TASK TO COMPLETE: Copy the rows below without changing anything, but leave out the pictures.

== MATERIAL PROVIDED

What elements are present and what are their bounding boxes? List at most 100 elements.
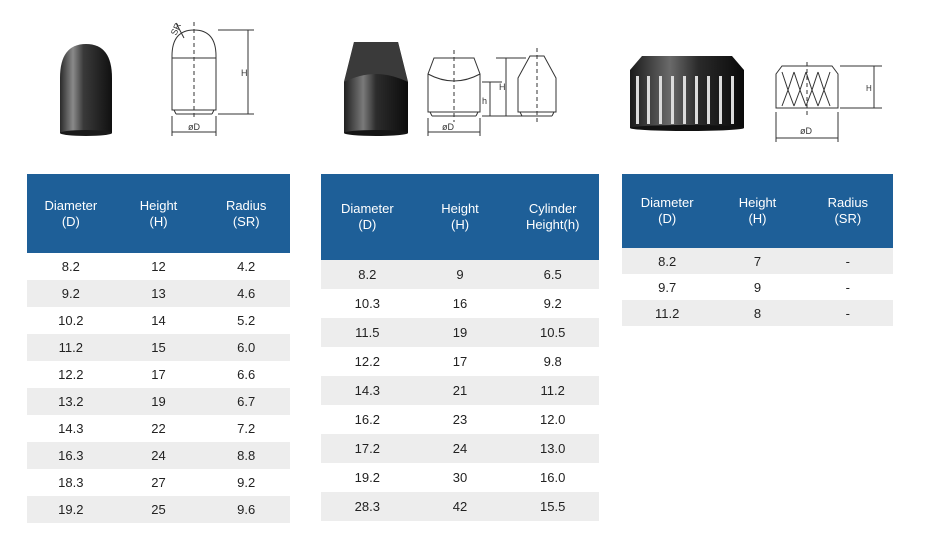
table-cell: 9.7	[658, 279, 677, 295]
table-cell: 13.0	[540, 441, 566, 456]
table-cell: 10.2	[58, 313, 84, 328]
table-row: 11.5 19 10.5	[321, 318, 599, 347]
chisel-spec-table: Diameter (D) Height (H) Cylinder Height(…	[321, 174, 599, 521]
chisel-side-drawing: H	[496, 48, 557, 124]
table-cell: 13.2	[58, 394, 84, 409]
dome-button-image	[60, 44, 112, 136]
gear-spec-table: Diameter (D) Height (H) Radius (SR) 8.2 7…	[622, 174, 893, 326]
table-cell: 8.2	[658, 253, 677, 269]
table-cell: 28.3	[354, 499, 380, 514]
header-height: Height (H)	[738, 195, 777, 226]
table-row: 10.3 16 9.2	[321, 289, 599, 318]
table-cell: 12.0	[540, 412, 566, 427]
table-cell: 8.8	[237, 448, 256, 463]
table-row: 8.2 12 4.2	[27, 253, 290, 280]
table-row: 14.3 22 7.2	[27, 415, 290, 442]
table-header: Diameter (D) Height (H) Cylinder Height(…	[321, 174, 599, 260]
table-cell: 7	[753, 253, 762, 269]
table-cell: 11.2	[540, 383, 565, 398]
table-cell: 9.2	[543, 296, 562, 311]
chisel-button-image	[344, 42, 408, 136]
chisel-h-label: H	[499, 82, 506, 92]
table-row: 28.3 42 15.5	[321, 492, 599, 521]
header-diameter: Diameter (D)	[44, 197, 98, 229]
table-cell: 14.3	[58, 421, 84, 436]
table-cell: 10.3	[354, 296, 380, 311]
table-row: 11.2 8 -	[622, 300, 893, 326]
table-cell: 6.0	[237, 340, 256, 355]
table-cell: 12.2	[58, 367, 84, 382]
gear-button-drawing: H øD	[775, 62, 882, 142]
gear-h-label: H	[866, 84, 872, 93]
table-cell: -	[845, 305, 850, 321]
table-cell: 10.5	[540, 325, 566, 340]
table-cell: 19	[452, 325, 468, 340]
table-cell: 19.2	[58, 502, 84, 517]
table-body: 8.2 12 4.2 9.2 13 4.6 10.2 14 5.2 11.2 15 6.0 12.2 17…	[27, 253, 290, 523]
table-header: Diameter (D) Height (H) Radius (SR)	[27, 174, 290, 253]
table-cell: 8	[753, 305, 762, 321]
table-cell: 18.3	[58, 475, 84, 490]
table-header: Diameter (D) Height (H) Radius (SR)	[622, 174, 893, 248]
dome-button-drawing: SR H øD	[169, 21, 254, 136]
table-cell: 24	[452, 441, 468, 456]
table-row: 18.3 27 9.2	[27, 469, 290, 496]
header-radius: Radius (SR)	[225, 197, 267, 229]
table-row: 12.2 17 9.8	[321, 347, 599, 376]
table-cell: 25	[151, 502, 166, 517]
table-cell: 17	[151, 367, 166, 382]
table-cell: 22	[151, 421, 166, 436]
table-cell: 14	[151, 313, 166, 328]
sr-label: SR	[169, 21, 184, 37]
header-radius: Radius (SR)	[827, 195, 869, 226]
table-row: 12.2 17 6.6	[27, 361, 290, 388]
header-diameter: Diameter (D)	[640, 195, 694, 226]
table-row: 10.2 14 5.2	[27, 307, 290, 334]
table-row: 16.2 23 12.0	[321, 405, 599, 434]
table-cell: 11.2	[58, 340, 83, 355]
table-cell: 30	[452, 470, 468, 485]
table-cell: 8.2	[61, 259, 80, 274]
table-cell: 6.6	[237, 367, 256, 382]
table-cell: 19	[151, 394, 166, 409]
chisel-front-drawing: h øD	[427, 50, 510, 136]
table-row: 9.2 13 4.6	[27, 280, 290, 307]
table-cell: 11.2	[654, 305, 680, 321]
table-row: 17.2 24 13.0	[321, 434, 599, 463]
gear-diameter-label: øD	[800, 126, 812, 136]
header-cylinder-height: Cylinder Height(h)	[525, 201, 580, 232]
table-cell: 12	[151, 259, 166, 274]
dome-spec-table: Diameter (D) Height (H) Radius (SR) 8.2 1…	[27, 174, 290, 523]
table-row: 13.2 19 6.7	[27, 388, 290, 415]
table-row: 19.2 30 16.0	[321, 463, 599, 492]
table-cell: 9.8	[543, 354, 562, 369]
table-cell: 9	[753, 279, 762, 295]
table-cell: 15	[151, 340, 166, 355]
table-cell: 16.3	[58, 448, 84, 463]
table-cell: 4.6	[237, 286, 256, 301]
table-cell: 9.6	[237, 502, 256, 517]
table-cell: 16.0	[540, 470, 566, 485]
table-cell: 4.2	[237, 259, 256, 274]
table-cell: 9.2	[61, 286, 80, 301]
table-cell: 6.5	[543, 267, 562, 282]
table-cell: -	[845, 279, 850, 295]
table-cell: 7.2	[237, 421, 256, 436]
table-row: 11.2 15 6.0	[27, 334, 290, 361]
table-cell: 16.2	[354, 412, 380, 427]
gear-button-image	[630, 56, 744, 131]
table-row: 14.3 21 11.2	[321, 376, 599, 405]
table-cell: 23	[452, 412, 468, 427]
table-row: 16.3 24 8.8	[27, 442, 290, 469]
table-row: 9.7 9 -	[622, 274, 893, 300]
table-cell: 12.2	[354, 354, 380, 369]
table-cell: 24	[151, 448, 166, 463]
table-cell: 5.2	[237, 313, 256, 328]
table-body: 8.2 9 6.5 10.3 16 9.2 11.5 19 10.5 12.2 17 9.8 14.3 2…	[321, 260, 599, 521]
chisel-diameter-label: øD	[442, 122, 454, 132]
table-cell: 27	[151, 475, 166, 490]
h-small-label: h	[482, 96, 487, 106]
header-height: Height (H)	[139, 197, 178, 229]
table-cell: 6.7	[237, 394, 256, 409]
table-cell: -	[845, 253, 850, 269]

====

FINISHED TASK:
What elements are present and what are their bounding boxes? List at most 100 elements.
table-cell: 9.7	[658, 279, 677, 295]
table-cell: 13.0	[540, 441, 566, 456]
table-cell: 10.2	[58, 313, 84, 328]
table-row: 11.5 19 10.5	[321, 318, 599, 347]
chisel-spec-table: Diameter (D) Height (H) Cylinder Height(…	[321, 174, 599, 521]
chisel-side-drawing: H	[496, 48, 557, 124]
table-cell: 13.2	[58, 394, 84, 409]
dome-button-image	[60, 44, 112, 136]
gear-spec-table: Diameter (D) Height (H) Radius (SR) 8.2 7…	[622, 174, 893, 326]
table-cell: 8.2	[658, 253, 677, 269]
table-cell: 28.3	[354, 499, 380, 514]
header-height: Height (H)	[738, 195, 777, 226]
table-row: 10.3 16 9.2	[321, 289, 599, 318]
table-cell: 12.0	[540, 412, 566, 427]
table-cell: 8.8	[237, 448, 256, 463]
table-row: 8.2 12 4.2	[27, 253, 290, 280]
table-row: 14.3 22 7.2	[27, 415, 290, 442]
table-header: Diameter (D) Height (H) Cylinder Height(…	[321, 174, 599, 260]
table-cell: 7	[753, 253, 762, 269]
table-cell: 11.2	[540, 383, 565, 398]
table-cell: 9.2	[543, 296, 562, 311]
chisel-button-image	[344, 42, 408, 136]
chisel-h-label: H	[499, 82, 506, 92]
table-row: 28.3 42 15.5	[321, 492, 599, 521]
header-diameter: Diameter (D)	[44, 197, 98, 229]
table-cell: 14.3	[58, 421, 84, 436]
table-cell: 10.3	[354, 296, 380, 311]
table-row: 11.2 8 -	[622, 300, 893, 326]
table-cell: 6.0	[237, 340, 256, 355]
table-cell: 12.2	[58, 367, 84, 382]
gear-button-drawing: H øD	[775, 62, 882, 142]
gear-h-label: H	[866, 84, 872, 93]
table-cell: -	[845, 305, 850, 321]
table-cell: 10.5	[540, 325, 566, 340]
table-cell: 19	[452, 325, 468, 340]
table-cell: 19.2	[58, 502, 84, 517]
table-body: 8.2 12 4.2 9.2 13 4.6 10.2 14 5.2 11.2 15 6.0 12.2 17…	[27, 253, 290, 523]
table-header: Diameter (D) Height (H) Radius (SR)	[27, 174, 290, 253]
table-cell: 8	[753, 305, 762, 321]
table-cell: 18.3	[58, 475, 84, 490]
table-header: Diameter (D) Height (H) Radius (SR)	[622, 174, 893, 248]
dome-button-drawing: SR H øD	[169, 21, 254, 136]
table-cell: 24	[452, 441, 468, 456]
table-row: 18.3 27 9.2	[27, 469, 290, 496]
header-radius: Radius (SR)	[225, 197, 267, 229]
table-row: 12.2 17 9.8	[321, 347, 599, 376]
table-cell: 25	[151, 502, 166, 517]
table-cell: 17	[151, 367, 166, 382]
table-cell: 22	[151, 421, 166, 436]
table-cell: 14	[151, 313, 166, 328]
sr-label: SR	[169, 21, 184, 37]
header-radius: Radius (SR)	[827, 195, 869, 226]
table-row: 12.2 17 6.6	[27, 361, 290, 388]
header-diameter: Diameter (D)	[640, 195, 694, 226]
table-row: 10.2 14 5.2	[27, 307, 290, 334]
table-row: 16.2 23 12.0	[321, 405, 599, 434]
table-cell: 11.2	[58, 340, 83, 355]
table-cell: 30	[452, 470, 468, 485]
table-cell: 8.2	[61, 259, 80, 274]
table-cell: 6.6	[237, 367, 256, 382]
table-cell: 19	[151, 394, 166, 409]
chisel-front-drawing: h øD	[427, 50, 510, 136]
table-row: 9.2 13 4.6	[27, 280, 290, 307]
table-cell: 11.2	[654, 305, 680, 321]
table-row: 17.2 24 13.0	[321, 434, 599, 463]
gear-diameter-label: øD	[800, 126, 812, 136]
header-cylinder-height: Cylinder Height(h)	[525, 201, 580, 232]
table-cell: 12	[151, 259, 166, 274]
dome-spec-table: Diameter (D) Height (H) Radius (SR) 8.2 1…	[27, 174, 290, 523]
table-row: 13.2 19 6.7	[27, 388, 290, 415]
table-row: 19.2 30 16.0	[321, 463, 599, 492]
table-cell: 9.8	[543, 354, 562, 369]
table-cell: 9	[753, 279, 762, 295]
table-cell: 15	[151, 340, 166, 355]
table-cell: 16.3	[58, 448, 84, 463]
table-cell: 4.6	[237, 286, 256, 301]
table-cell: 9.6	[237, 502, 256, 517]
table-cell: 16.0	[540, 470, 566, 485]
table-cell: 4.2	[237, 259, 256, 274]
table-cell: 9.2	[61, 286, 80, 301]
table-cell: 6.5	[543, 267, 562, 282]
table-cell: -	[845, 279, 850, 295]
table-cell: 7.2	[237, 421, 256, 436]
table-row: 11.2 15 6.0	[27, 334, 290, 361]
table-cell: 16.2	[354, 412, 380, 427]
gear-button-image	[630, 56, 744, 131]
table-row: 14.3 21 11.2	[321, 376, 599, 405]
table-cell: 23	[452, 412, 468, 427]
table-row: 16.3 24 8.8	[27, 442, 290, 469]
table-row: 9.7 9 -	[622, 274, 893, 300]
table-cell: 12.2	[354, 354, 380, 369]
table-cell: 24	[151, 448, 166, 463]
table-cell: 5.2	[237, 313, 256, 328]
table-body: 8.2 9 6.5 10.3 16 9.2 11.5 19 10.5 12.2 17 9.8 14.3 2…	[321, 260, 599, 521]
chisel-diameter-label: øD	[442, 122, 454, 132]
table-cell: 27	[151, 475, 166, 490]
h-small-label: h	[482, 96, 487, 106]
header-height: Height (H)	[139, 197, 178, 229]
table-cell: 6.7	[237, 394, 256, 409]
table-cell: -	[845, 253, 850, 269]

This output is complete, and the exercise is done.